— begin Source material —

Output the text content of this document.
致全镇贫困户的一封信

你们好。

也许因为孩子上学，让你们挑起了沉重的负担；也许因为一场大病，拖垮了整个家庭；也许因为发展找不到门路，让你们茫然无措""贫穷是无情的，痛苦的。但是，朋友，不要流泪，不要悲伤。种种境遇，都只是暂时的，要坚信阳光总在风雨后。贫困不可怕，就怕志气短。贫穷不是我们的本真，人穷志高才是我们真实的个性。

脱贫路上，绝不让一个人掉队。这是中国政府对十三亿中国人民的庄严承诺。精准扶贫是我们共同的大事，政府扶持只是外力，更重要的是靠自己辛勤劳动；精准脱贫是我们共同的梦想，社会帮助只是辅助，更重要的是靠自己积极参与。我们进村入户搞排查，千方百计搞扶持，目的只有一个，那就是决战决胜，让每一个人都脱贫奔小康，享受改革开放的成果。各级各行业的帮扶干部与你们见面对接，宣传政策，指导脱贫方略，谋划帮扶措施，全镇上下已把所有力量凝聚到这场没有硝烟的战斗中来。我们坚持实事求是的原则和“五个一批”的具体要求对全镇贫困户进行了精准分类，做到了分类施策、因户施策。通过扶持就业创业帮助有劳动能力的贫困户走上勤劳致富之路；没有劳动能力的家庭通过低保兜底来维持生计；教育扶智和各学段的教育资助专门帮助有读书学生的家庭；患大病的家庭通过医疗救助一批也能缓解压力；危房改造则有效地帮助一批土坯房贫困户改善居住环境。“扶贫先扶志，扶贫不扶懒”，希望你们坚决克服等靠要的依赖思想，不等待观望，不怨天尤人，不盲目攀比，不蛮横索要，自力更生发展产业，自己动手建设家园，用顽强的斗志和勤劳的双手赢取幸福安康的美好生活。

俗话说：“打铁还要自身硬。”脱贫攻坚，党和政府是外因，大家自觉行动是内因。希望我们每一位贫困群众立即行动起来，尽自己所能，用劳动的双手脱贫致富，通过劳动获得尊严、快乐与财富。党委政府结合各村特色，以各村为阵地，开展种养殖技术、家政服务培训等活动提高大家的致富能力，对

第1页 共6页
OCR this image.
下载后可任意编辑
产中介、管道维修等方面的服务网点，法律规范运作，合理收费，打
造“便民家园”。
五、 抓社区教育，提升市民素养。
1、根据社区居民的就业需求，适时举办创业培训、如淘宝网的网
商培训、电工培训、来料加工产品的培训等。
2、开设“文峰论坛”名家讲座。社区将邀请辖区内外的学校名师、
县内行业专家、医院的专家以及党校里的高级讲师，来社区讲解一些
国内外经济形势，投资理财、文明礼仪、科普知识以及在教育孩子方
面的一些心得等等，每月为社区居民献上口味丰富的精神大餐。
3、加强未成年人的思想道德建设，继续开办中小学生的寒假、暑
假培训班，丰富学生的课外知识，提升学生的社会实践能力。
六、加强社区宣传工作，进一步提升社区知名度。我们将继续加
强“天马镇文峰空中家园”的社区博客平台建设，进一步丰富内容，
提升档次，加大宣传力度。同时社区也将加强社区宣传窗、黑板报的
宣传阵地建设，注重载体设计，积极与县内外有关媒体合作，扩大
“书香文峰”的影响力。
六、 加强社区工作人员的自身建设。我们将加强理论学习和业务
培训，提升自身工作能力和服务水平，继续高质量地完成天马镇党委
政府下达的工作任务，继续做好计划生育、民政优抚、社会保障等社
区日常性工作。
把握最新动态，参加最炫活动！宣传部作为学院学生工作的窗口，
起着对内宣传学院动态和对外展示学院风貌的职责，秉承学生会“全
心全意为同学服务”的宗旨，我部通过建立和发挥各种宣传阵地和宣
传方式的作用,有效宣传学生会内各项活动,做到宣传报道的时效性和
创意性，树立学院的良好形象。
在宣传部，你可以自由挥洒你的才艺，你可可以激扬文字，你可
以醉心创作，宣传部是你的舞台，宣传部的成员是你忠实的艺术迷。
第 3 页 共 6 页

— end Source material —

Go over the records above and tally each line that includes "this". Give the total by itself.

2